■ **STATED PROBLEM**:
Go through the records and give each one again exactly.

■ **RECORDS SUPPLIED**:
++++++++++

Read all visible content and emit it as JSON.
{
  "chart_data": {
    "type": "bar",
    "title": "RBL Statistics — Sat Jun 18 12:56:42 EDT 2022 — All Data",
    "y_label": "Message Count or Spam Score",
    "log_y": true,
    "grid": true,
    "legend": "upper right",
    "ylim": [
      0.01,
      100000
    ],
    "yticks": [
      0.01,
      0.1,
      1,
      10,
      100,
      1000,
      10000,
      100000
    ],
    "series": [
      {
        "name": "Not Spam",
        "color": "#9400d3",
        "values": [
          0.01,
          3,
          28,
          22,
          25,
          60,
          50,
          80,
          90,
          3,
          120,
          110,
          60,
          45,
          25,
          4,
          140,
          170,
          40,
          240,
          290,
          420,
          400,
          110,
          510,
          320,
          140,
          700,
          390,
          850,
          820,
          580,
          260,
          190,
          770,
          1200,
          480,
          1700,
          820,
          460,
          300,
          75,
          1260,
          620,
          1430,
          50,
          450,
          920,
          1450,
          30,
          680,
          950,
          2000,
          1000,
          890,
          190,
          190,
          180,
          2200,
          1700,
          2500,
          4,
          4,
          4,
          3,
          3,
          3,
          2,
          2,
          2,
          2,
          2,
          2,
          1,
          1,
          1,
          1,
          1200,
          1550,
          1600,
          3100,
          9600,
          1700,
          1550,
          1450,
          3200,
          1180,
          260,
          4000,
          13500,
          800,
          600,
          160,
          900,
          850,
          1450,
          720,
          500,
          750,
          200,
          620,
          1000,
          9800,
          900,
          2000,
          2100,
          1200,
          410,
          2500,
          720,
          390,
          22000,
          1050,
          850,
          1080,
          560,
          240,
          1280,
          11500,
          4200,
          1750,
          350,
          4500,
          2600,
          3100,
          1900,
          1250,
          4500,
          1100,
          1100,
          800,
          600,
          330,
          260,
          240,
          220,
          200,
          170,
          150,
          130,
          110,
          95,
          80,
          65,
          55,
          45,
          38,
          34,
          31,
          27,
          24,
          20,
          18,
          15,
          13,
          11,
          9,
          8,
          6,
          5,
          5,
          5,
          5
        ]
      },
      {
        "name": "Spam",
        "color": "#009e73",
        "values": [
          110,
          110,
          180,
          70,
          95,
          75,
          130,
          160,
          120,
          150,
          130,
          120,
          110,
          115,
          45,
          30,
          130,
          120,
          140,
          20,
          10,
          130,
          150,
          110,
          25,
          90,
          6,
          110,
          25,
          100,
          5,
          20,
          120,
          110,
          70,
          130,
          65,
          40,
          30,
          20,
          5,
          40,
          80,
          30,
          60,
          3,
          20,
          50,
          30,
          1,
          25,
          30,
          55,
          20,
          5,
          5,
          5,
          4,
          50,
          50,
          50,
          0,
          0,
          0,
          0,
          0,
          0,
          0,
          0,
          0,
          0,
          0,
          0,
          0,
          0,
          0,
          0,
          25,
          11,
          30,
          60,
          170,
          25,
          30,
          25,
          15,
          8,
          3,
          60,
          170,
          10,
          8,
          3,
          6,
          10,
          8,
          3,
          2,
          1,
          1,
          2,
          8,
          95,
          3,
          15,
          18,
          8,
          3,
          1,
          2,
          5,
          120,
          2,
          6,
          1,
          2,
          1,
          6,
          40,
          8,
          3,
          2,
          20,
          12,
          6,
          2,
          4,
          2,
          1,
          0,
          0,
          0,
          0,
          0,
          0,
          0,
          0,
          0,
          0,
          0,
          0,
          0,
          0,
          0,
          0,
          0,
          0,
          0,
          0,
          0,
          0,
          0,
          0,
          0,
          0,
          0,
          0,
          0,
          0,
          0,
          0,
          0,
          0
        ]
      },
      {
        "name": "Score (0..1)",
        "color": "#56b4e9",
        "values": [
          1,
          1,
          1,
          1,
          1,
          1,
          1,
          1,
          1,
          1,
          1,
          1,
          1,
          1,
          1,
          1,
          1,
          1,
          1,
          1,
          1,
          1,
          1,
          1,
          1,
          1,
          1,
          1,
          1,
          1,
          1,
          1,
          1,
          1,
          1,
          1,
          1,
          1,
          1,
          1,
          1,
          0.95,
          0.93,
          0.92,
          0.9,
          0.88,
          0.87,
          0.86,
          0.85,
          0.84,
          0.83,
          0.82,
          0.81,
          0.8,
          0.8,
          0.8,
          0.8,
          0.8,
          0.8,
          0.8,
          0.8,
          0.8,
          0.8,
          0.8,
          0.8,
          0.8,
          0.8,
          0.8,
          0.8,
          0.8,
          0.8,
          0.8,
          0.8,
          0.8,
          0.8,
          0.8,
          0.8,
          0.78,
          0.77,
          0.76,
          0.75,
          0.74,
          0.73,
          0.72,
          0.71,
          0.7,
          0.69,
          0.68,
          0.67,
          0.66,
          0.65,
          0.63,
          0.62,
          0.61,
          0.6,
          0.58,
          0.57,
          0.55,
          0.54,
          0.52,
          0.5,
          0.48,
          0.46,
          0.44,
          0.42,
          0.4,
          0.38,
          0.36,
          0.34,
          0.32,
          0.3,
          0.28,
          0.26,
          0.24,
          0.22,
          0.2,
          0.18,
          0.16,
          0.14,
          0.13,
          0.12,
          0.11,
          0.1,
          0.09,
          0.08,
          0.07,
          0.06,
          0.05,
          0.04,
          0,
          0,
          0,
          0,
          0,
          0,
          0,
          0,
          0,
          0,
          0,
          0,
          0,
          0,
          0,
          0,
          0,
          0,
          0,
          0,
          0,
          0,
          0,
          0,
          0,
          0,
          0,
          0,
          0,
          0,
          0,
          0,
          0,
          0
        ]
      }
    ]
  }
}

++++++++++

■ **TASK RESULT**:
Read all visible content and emit it as JSON.
{
  "chart_data": {
    "type": "bar",
    "title": "RBL Statistics — Sat Jun 18 12:56:42 EDT 2022 — All Data",
    "y_label": "Message Count or Spam Score",
    "log_y": true,
    "grid": true,
    "legend": "upper right",
    "ylim": [
      0.01,
      100000
    ],
    "yticks": [
      0.01,
      0.1,
      1,
      10,
      100,
      1000,
      10000,
      100000
    ],
    "series": [
      {
        "name": "Not Spam",
        "color": "#9400d3",
        "values": [
          0.01,
          3,
          28,
          22,
          25,
          60,
          50,
          80,
          90,
          3,
          120,
          110,
          60,
          45,
          25,
          4,
          140,
          170,
          40,
          240,
          290,
          420,
          400,
          110,
          510,
          320,
          140,
          700,
          390,
          850,
          820,
          580,
          260,
          190,
          770,
          1200,
          480,
          1700,
          820,
          460,
          300,
          75,
          1260,
          620,
          1430,
          50,
          450,
          920,
          1450,
          30,
          680,
          950,
          2000,
          1000,
          890,
          190,
          190,
          180,
          2200,
          1700,
          2500,
          4,
          4,
          4,
          3,
          3,
          3,
          2,
          2,
          2,
          2,
          2,
          2,
          1,
          1,
          1,
          1,
          1200,
          1550,
          1600,
          3100,
          9600,
          1700,
          1550,
          1450,
          3200,
          1180,
          260,
          4000,
          13500,
          800,
          600,
          160,
          900,
          850,
          1450,
          720,
          500,
          750,
          200,
          620,
          1000,
          9800,
          900,
          2000,
          2100,
          1200,
          410,
          2500,
          720,
          390,
          22000,
          1050,
          850,
          1080,
          560,
          240,
          1280,
          11500,
          4200,
          1750,
          350,
          4500,
          2600,
          3100,
          1900,
          1250,
          4500,
          1100,
          1100,
          800,
          600,
          330,
          260,
          240,
          220,
          200,
          170,
          150,
          130,
          110,
          95,
          80,
          65,
          55,
          45,
          38,
          34,
          31,
          27,
          24,
          20,
          18,
          15,
          13,
          11,
          9,
          8,
          6,
          5,
          5,
          5,
          5
        ]
      },
      {
        "name": "Spam",
        "color": "#009e73",
        "values": [
          110,
          110,
          180,
          70,
          95,
          75,
          130,
          160,
          120,
          150,
          130,
          120,
          110,
          115,
          45,
          30,
          130,
          120,
          140,
          20,
          10,
          130,
          150,
          110,
          25,
          90,
          6,
          110,
          25,
          100,
          5,
          20,
          120,
          110,
          70,
          130,
          65,
          40,
          30,
          20,
          5,
          40,
          80,
          30,
          60,
          3,
          20,
          50,
          30,
          1,
          25,
          30,
          55,
          20,
          5,
          5,
          5,
          4,
          50,
          50,
          50,
          0,
          0,
          0,
          0,
          0,
          0,
          0,
          0,
          0,
          0,
          0,
          0,
          0,
          0,
          0,
          0,
          25,
          11,
          30,
          60,
          170,
          25,
          30,
          25,
          15,
          8,
          3,
          60,
          170,
          10,
          8,
          3,
          6,
          10,
          8,
          3,
          2,
          1,
          1,
          2,
          8,
          95,
          3,
          15,
          18,
          8,
          3,
          1,
          2,
          5,
          120,
          2,
          6,
          1,
          2,
          1,
          6,
          40,
          8,
          3,
          2,
          20,
          12,
          6,
          2,
          4,
          2,
          1,
          0,
          0,
          0,
          0,
          0,
          0,
          0,
          0,
          0,
          0,
          0,
          0,
          0,
          0,
          0,
          0,
          0,
          0,
          0,
          0,
          0,
          0,
          0,
          0,
          0,
          0,
          0,
          0,
          0,
          0,
          0,
          0,
          0,
          0
        ]
      },
      {
        "name": "Score (0..1)",
        "color": "#56b4e9",
        "values": [
          1,
          1,
          1,
          1,
          1,
          1,
          1,
          1,
          1,
          1,
          1,
          1,
          1,
          1,
          1,
          1,
          1,
          1,
          1,
          1,
          1,
          1,
          1,
          1,
          1,
          1,
          1,
          1,
          1,
          1,
          1,
          1,
          1,
          1,
          1,
          1,
          1,
          1,
          1,
          1,
          1,
          0.95,
          0.93,
          0.92,
          0.9,
          0.88,
          0.87,
          0.86,
          0.85,
          0.84,
          0.83,
          0.82,
          0.81,
          0.8,
          0.8,
          0.8,
          0.8,
          0.8,
          0.8,
          0.8,
          0.8,
          0.8,
          0.8,
          0.8,
          0.8,
          0.8,
          0.8,
          0.8,
          0.8,
          0.8,
          0.8,
          0.8,
          0.8,
          0.8,
          0.8,
          0.8,
          0.8,
          0.78,
          0.77,
          0.76,
          0.75,
          0.74,
          0.73,
          0.72,
          0.71,
          0.7,
          0.69,
          0.68,
          0.67,
          0.66,
          0.65,
          0.63,
          0.62,
          0.61,
          0.6,
          0.58,
          0.57,
          0.55,
          0.54,
          0.52,
          0.5,
          0.48,
          0.46,
          0.44,
          0.42,
          0.4,
          0.38,
          0.36,
          0.34,
          0.32,
          0.3,
          0.28,
          0.26,
          0.24,
          0.22,
          0.2,
          0.18,
          0.16,
          0.14,
          0.13,
          0.12,
          0.11,
          0.1,
          0.09,
          0.08,
          0.07,
          0.06,
          0.05,
          0.04,
          0,
          0,
          0,
          0,
          0,
          0,
          0,
          0,
          0,
          0,
          0,
          0,
          0,
          0,
          0,
          0,
          0,
          0,
          0,
          0,
          0,
          0,
          0,
          0,
          0,
          0,
          0,
          0,
          0,
          0,
          0,
          0,
          0,
          0
        ]
      }
    ]
  }
}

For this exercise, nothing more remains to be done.